Search the data below for the string "icon". Extract every line that contains it.

**Records shown**

● ● ● ● ● ● ●

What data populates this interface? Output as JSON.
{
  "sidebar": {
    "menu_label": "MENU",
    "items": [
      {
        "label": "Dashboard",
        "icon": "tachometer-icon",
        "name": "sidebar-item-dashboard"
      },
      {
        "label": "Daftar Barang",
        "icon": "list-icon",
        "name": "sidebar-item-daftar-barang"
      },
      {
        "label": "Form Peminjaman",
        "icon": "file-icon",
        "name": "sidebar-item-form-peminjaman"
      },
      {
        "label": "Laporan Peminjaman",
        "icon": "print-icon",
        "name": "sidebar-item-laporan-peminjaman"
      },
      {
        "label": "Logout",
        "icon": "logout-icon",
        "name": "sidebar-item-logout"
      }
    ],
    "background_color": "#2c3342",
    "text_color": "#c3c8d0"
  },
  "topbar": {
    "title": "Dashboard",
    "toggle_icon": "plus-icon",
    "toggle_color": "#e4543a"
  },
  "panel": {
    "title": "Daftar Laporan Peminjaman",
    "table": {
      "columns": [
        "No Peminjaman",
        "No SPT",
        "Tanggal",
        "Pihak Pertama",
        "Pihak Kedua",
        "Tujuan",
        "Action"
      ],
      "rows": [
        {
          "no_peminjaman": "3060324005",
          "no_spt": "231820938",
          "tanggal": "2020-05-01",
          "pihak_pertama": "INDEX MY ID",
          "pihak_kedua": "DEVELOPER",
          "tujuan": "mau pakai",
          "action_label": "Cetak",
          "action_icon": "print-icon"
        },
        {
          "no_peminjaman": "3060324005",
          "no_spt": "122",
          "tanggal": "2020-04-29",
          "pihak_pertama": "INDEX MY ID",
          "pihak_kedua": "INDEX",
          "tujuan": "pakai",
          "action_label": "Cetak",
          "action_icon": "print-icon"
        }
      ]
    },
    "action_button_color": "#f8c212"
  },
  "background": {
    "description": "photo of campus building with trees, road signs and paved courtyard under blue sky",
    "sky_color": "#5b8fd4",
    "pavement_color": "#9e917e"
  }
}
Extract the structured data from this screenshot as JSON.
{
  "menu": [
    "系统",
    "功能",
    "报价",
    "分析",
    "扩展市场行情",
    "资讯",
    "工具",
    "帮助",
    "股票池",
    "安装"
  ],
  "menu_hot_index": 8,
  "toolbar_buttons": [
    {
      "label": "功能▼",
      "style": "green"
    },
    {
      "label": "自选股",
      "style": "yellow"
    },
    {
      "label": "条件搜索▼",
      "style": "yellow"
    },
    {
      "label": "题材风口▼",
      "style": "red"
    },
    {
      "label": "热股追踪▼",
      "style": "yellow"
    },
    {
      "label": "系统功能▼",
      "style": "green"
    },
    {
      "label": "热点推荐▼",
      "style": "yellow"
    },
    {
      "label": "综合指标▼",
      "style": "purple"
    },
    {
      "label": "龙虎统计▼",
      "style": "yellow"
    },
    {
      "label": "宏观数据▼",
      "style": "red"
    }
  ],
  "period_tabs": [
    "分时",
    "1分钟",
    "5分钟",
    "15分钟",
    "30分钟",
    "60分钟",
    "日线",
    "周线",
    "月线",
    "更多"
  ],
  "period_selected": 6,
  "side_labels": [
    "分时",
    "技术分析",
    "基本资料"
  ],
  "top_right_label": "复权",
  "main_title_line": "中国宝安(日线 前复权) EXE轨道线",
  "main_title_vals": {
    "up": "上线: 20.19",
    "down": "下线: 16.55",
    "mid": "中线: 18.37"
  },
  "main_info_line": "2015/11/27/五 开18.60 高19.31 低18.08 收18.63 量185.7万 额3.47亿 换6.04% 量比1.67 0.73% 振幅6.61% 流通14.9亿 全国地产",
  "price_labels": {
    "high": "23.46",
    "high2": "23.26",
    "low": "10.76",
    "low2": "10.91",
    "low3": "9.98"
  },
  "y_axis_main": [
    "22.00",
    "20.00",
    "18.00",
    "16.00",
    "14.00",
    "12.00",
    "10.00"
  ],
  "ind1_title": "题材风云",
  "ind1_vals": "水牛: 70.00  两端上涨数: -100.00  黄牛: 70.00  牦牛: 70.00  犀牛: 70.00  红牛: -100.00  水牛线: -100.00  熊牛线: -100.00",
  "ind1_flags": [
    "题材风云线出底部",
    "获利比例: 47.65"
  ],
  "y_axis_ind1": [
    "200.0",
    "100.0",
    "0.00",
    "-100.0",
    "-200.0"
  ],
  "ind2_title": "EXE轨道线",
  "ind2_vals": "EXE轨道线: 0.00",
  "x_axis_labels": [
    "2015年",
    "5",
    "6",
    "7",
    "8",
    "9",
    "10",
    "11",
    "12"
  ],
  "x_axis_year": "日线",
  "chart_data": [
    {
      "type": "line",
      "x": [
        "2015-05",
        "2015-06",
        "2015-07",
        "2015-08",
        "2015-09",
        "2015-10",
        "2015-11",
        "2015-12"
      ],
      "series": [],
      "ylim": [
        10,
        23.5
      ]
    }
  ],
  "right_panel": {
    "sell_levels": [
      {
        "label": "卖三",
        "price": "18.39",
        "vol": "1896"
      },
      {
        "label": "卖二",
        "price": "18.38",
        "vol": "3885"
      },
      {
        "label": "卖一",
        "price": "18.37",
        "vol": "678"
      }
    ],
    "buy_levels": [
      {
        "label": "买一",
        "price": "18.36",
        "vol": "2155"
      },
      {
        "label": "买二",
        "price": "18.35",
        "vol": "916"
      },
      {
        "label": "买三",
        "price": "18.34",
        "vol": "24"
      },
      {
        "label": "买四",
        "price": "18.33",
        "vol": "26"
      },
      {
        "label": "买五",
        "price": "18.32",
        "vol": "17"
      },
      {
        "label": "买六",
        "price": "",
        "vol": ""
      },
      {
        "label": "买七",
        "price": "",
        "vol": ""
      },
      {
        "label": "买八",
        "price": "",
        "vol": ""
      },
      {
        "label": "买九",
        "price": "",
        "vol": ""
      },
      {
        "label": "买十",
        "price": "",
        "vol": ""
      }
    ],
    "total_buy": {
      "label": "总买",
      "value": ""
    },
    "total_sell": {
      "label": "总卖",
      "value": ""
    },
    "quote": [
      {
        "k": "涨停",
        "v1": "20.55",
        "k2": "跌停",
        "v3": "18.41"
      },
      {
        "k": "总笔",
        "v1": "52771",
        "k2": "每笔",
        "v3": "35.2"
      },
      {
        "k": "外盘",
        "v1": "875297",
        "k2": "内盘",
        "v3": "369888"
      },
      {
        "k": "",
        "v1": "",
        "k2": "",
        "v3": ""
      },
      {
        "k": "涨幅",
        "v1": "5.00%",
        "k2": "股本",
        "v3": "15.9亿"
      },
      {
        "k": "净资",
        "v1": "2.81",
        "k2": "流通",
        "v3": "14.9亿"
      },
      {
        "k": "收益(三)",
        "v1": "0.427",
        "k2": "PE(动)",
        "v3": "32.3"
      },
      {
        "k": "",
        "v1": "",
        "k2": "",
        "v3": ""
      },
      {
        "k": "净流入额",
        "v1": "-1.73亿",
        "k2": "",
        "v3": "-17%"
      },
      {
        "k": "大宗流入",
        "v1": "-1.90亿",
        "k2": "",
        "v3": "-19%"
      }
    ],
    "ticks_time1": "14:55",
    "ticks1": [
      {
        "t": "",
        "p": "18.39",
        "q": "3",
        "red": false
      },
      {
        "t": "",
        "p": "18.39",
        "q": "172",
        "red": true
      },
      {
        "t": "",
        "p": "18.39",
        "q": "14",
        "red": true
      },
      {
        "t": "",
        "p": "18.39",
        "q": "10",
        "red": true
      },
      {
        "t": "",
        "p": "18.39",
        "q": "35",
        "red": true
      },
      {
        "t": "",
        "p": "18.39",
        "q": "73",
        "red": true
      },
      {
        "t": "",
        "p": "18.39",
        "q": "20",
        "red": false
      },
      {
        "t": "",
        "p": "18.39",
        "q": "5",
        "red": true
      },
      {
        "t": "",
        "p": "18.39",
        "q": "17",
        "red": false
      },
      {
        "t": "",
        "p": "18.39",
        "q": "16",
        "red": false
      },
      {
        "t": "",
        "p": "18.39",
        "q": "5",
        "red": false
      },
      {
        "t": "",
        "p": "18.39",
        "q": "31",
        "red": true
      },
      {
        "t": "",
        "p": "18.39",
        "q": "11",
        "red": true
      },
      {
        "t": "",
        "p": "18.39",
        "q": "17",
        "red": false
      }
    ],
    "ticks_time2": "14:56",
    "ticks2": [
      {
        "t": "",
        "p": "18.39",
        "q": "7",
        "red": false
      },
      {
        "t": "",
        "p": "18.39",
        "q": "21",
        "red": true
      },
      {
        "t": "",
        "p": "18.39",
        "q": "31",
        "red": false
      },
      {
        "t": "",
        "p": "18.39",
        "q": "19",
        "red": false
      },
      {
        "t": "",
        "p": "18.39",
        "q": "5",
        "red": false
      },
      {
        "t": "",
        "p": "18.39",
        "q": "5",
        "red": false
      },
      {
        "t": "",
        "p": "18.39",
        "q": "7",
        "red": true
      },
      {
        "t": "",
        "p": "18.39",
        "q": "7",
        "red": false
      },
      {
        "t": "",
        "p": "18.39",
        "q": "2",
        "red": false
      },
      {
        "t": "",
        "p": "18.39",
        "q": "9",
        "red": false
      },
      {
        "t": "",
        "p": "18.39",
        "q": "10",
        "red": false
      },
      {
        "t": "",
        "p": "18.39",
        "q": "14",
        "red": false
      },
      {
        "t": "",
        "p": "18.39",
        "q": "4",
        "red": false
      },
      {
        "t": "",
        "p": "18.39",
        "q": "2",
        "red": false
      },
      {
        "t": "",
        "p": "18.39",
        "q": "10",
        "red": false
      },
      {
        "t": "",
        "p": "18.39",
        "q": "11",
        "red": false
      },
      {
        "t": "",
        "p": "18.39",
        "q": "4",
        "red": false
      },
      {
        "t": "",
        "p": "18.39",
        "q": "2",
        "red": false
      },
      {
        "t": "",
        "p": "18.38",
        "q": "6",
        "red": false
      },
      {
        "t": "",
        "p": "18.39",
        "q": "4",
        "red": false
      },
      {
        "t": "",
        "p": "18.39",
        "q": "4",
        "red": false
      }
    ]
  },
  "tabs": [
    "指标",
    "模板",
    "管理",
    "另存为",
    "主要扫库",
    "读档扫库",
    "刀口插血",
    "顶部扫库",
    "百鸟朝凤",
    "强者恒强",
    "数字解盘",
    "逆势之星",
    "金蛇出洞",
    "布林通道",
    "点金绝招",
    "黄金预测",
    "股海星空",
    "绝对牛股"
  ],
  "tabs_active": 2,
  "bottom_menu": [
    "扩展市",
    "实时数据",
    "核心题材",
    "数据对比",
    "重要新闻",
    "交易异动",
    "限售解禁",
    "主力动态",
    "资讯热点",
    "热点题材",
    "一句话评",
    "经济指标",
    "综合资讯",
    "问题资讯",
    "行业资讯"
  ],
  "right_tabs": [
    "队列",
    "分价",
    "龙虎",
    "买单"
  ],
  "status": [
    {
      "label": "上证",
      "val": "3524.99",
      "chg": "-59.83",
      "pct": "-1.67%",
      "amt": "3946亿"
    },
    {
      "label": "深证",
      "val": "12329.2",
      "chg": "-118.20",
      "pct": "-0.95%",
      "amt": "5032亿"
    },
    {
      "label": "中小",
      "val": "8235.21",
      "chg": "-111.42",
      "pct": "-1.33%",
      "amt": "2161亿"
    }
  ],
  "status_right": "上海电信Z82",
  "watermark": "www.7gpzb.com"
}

● ● ● ● ● ● ●

**Output for this task**
        "icon": "tachometer-icon",
        "icon": "list-icon",
        "icon": "file-icon",
        "icon": "print-icon",
        "icon": "logout-icon",
    "toggle_icon": "plus-icon",
          "action_icon": "print-icon"
          "action_icon": "print-icon"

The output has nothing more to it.